[Start INPUT]

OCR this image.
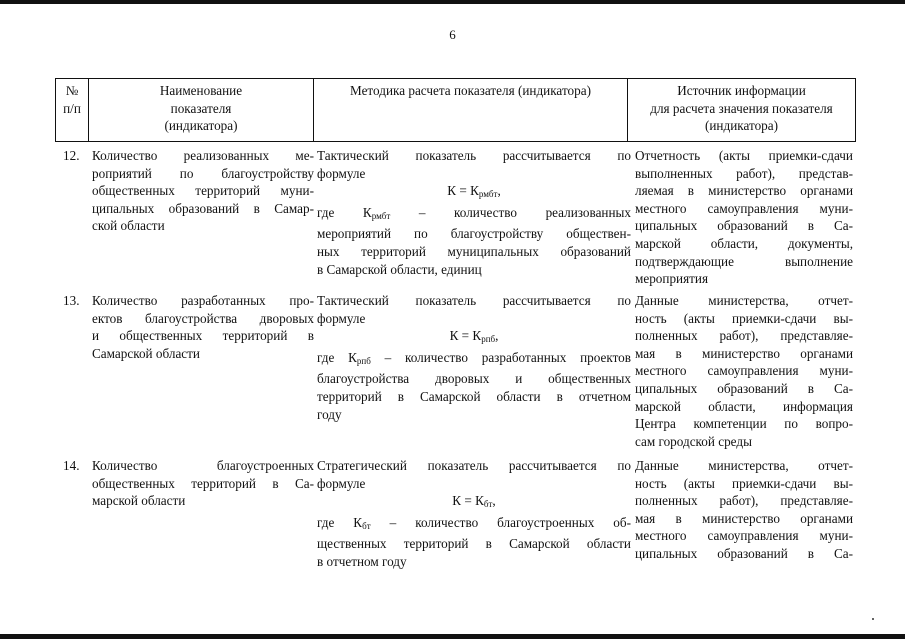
6
№
п/п
Наименование
показателя
(индикатора)
Методика расчета показателя (индикатора)	Источник информации
для расчета значения показателя
(индикатора)
12. Количество реализованных ме-
роприятий по благоустройству
общественных территорий муни-
ципальных образований в Самар-
ской области
Тактический показатель рассчитывается по
формуле
$К = К_{рмбт}$,
где $К_{рмбт}$ – количество реализованных
мероприятий по благоустройству обществен-
ных территорий муниципальных образований
в Самарской области, единиц
Отчетность (акты приемки-сдачи
выполненных работ), представ-
ляемая в министерство органами
местного самоуправления муни-
ципальных образований в Са-
марской области, документы,
подтверждающие выполнение
мероприятия
13. Количество разработанных про-
ектов благоустройства дворовых
и общественных территорий в
Самарской области
Тактический показатель рассчитывается по
формуле
$К = К_{рпб}$,
где $К_{рпб}$ – количество разработанных проектов
благоустройства дворовых и общественных
территорий в Самарской области в отчетном
году
Данные министерства, отчет-
ность (акты приемки-сдачи вы-
полненных работ), представляе-
мая в министерство органами
местного самоуправления муни-
ципальных образований в Са-
марской области, информация
Центра компетенции по вопро-
сам городской среды
14. Количество благоустроенных
общественных территорий в Са-
марской области
Стратегический показатель рассчитывается по
формуле
$К = К_{бт}$,
где $К_{бт}$ – количество благоустроенных об-
щественных территорий в Самарской области
в отчетном году
Данные министерства, отчет-
ность (акты приемки-сдачи вы-
полненных работ), представляе-
мая в министерство органами
местного самоуправления муни-
ципальных образований в Са-
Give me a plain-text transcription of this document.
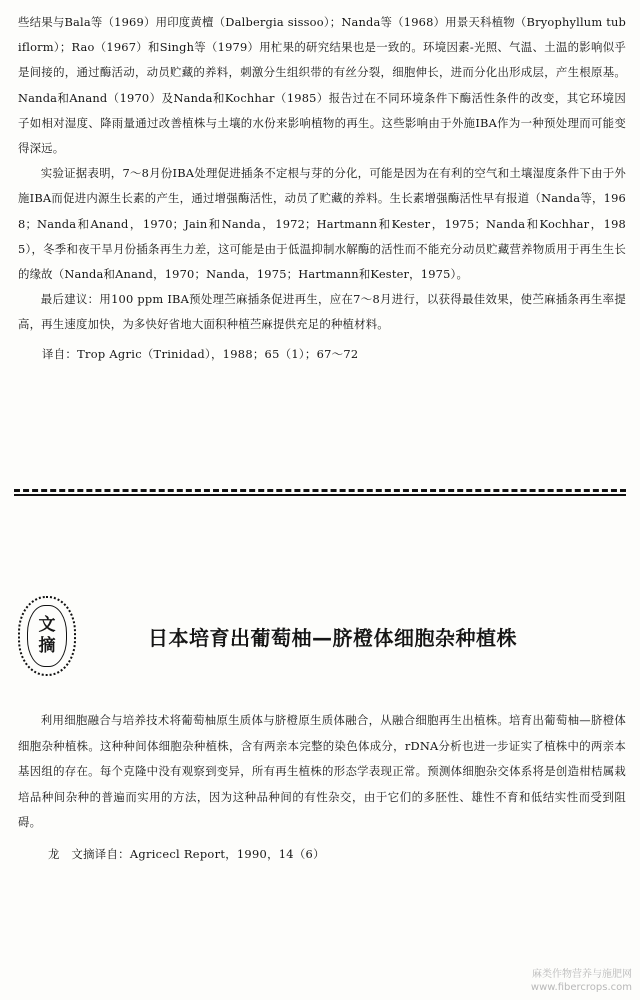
些结果与Bala等（1969）用印度黄檀（Dalbergia sissoo）；Nanda等（1968）用景天科植物（Bryophyllum tubiflorm）；Rao（1967）和Singh等（1979）用杧果的研究结果也是一致的。环境因素-光照、气温、土温的影响似乎是间接的，通过酶活动，动员贮藏的养料，刺激分生组织带的有丝分裂，细胞伸长，进而分化出形成层，产生根原基。Nanda和Anand（1970）及Nanda和Kochhar（1985）报告过在不同环境条件下酶活性条件的改变，其它环境因子如相对湿度、降雨量通过改善植株与土壤的水份来影响植物的再生。这些影响由于外施IBA作为一种预处理而可能变得深远。

实验证据表明，7～8月份IBA处理促进插条不定根与芽的分化，可能是因为在有利的空气和土壤湿度条件下由于外施IBA而促进内源生长素的产生，通过增强酶活性，动员了贮藏的养料。生长素增强酶活性早有报道（Nanda等，1968；Nanda和Anand，1970；Jain和Nanda，1972；Hartmann和Kester，1975；Nanda和Kochhar，1985），冬季和夜干旱月份插条再生力差，这可能是由于低温抑制水解酶的活性而不能充分动员贮藏营养物质用于再生生长的缘故（Nanda和Anand，1970；Nanda，1975；Hartmann和Kester，1975）。

最后建议：用100 ppm IBA预处理苎麻插条促进再生，应在7～8月进行，以获得最佳效果，使苎麻插条再生率提高，再生速度加快，为多快好省地大面积种植苎麻提供充足的种植材料。

译自：Trop Agric（Trinidad），1988；65（1）；67～72

文
摘	日本培育出葡萄柚—脐橙体细胞杂种植株

利用细胞融合与培养技术将葡萄柚原生质体与脐橙原生质体融合，从融合细胞再生出植株。培育出葡萄柚—脐橙体细胞杂种植株。这种种间体细胞杂种植株，含有两亲本完整的染色体成分，rDNA分析也进一步证实了植株中的两亲本基因组的存在。每个克隆中没有观察到变异，所有再生植株的形态学表现正常。预测体细胞杂交体系将是创造柑桔属栽培品种间杂种的普遍而实用的方法，因为这种品种间的有性杂交，由于它们的多胚性、雄性不育和低结实性而受到阻碍。

龙　文摘译自：Agricecl Report，1990，14（6）

麻类作物营养与施肥网
www.fibercrops.com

[End INPUT]

- _TASK GOAL_:
All of the entries above should be duplicated exactly, except for the pictures.

- _OUTPUT_:
OCR this image.
6
№
п/п
Наименование
показателя
(индикатора)
Методика расчета показателя (индикатора)	Источник информации
для расчета значения показателя
(индикатора)
12. Количество реализованных ме-
роприятий по благоустройству
общественных территорий муни-
ципальных образований в Самар-
ской области
Тактический показатель рассчитывается по
формуле
$К = К_{рмбт}$,
где $К_{рмбт}$ – количество реализованных
мероприятий по благоустройству обществен-
ных территорий муниципальных образований
в Самарской области, единиц
Отчетность (акты приемки-сдачи
выполненных работ), представ-
ляемая в министерство органами
местного самоуправления муни-
ципальных образований в Са-
марской области, документы,
подтверждающие выполнение
мероприятия
13. Количество разработанных про-
ектов благоустройства дворовых
и общественных территорий в
Самарской области
Тактический показатель рассчитывается по
формуле
$К = К_{рпб}$,
где $К_{рпб}$ – количество разработанных проектов
благоустройства дворовых и общественных
территорий в Самарской области в отчетном
году
Данные министерства, отчет-
ность (акты приемки-сдачи вы-
полненных работ), представляе-
мая в министерство органами
местного самоуправления муни-
ципальных образований в Са-
марской области, информация
Центра компетенции по вопро-
сам городской среды
14. Количество благоустроенных
общественных территорий в Са-
марской области
Стратегический показатель рассчитывается по
формуле
$К = К_{бт}$,
где $К_{бт}$ – количество благоустроенных об-
щественных территорий в Самарской области
в отчетном году
Данные министерства, отчет-
ность (акты приемки-сдачи вы-
полненных работ), представляе-
мая в министерство органами
местного самоуправления муни-
ципальных образований в Са-
Give me a plain-text transcription of this document.
些结果与Bala等（1969）用印度黄檀（Dalbergia sissoo）；Nanda等（1968）用景天科植物（Bryophyllum tubiflorm）；Rao（1967）和Singh等（1979）用杧果的研究结果也是一致的。环境因素-光照、气温、土温的影响似乎是间接的，通过酶活动，动员贮藏的养料，刺激分生组织带的有丝分裂，细胞伸长，进而分化出形成层，产生根原基。Nanda和Anand（1970）及Nanda和Kochhar（1985）报告过在不同环境条件下酶活性条件的改变，其它环境因子如相对湿度、降雨量通过改善植株与土壤的水份来影响植物的再生。这些影响由于外施IBA作为一种预处理而可能变得深远。

实验证据表明，7～8月份IBA处理促进插条不定根与芽的分化，可能是因为在有利的空气和土壤湿度条件下由于外施IBA而促进内源生长素的产生，通过增强酶活性，动员了贮藏的养料。生长素增强酶活性早有报道（Nanda等，1968；Nanda和Anand，1970；Jain和Nanda，1972；Hartmann和Kester，1975；Nanda和Kochhar，1985），冬季和夜干旱月份插条再生力差，这可能是由于低温抑制水解酶的活性而不能充分动员贮藏营养物质用于再生生长的缘故（Nanda和Anand，1970；Nanda，1975；Hartmann和Kester，1975）。

最后建议：用100 ppm IBA预处理苎麻插条促进再生，应在7～8月进行，以获得最佳效果，使苎麻插条再生率提高，再生速度加快，为多快好省地大面积种植苎麻提供充足的种植材料。

译自：Trop Agric（Trinidad），1988；65（1）；67～72

文
摘	日本培育出葡萄柚—脐橙体细胞杂种植株

利用细胞融合与培养技术将葡萄柚原生质体与脐橙原生质体融合，从融合细胞再生出植株。培育出葡萄柚—脐橙体细胞杂种植株。这种种间体细胞杂种植株，含有两亲本完整的染色体成分，rDNA分析也进一步证实了植株中的两亲本基因组的存在。每个克隆中没有观察到变异，所有再生植株的形态学表现正常。预测体细胞杂交体系将是创造柑桔属栽培品种间杂种的普遍而实用的方法，因为这种品种间的有性杂交，由于它们的多胚性、雄性不育和低结实性而受到阻碍。

龙　文摘译自：Agricecl Report，1990，14（6）

麻类作物营养与施肥网
www.fibercrops.com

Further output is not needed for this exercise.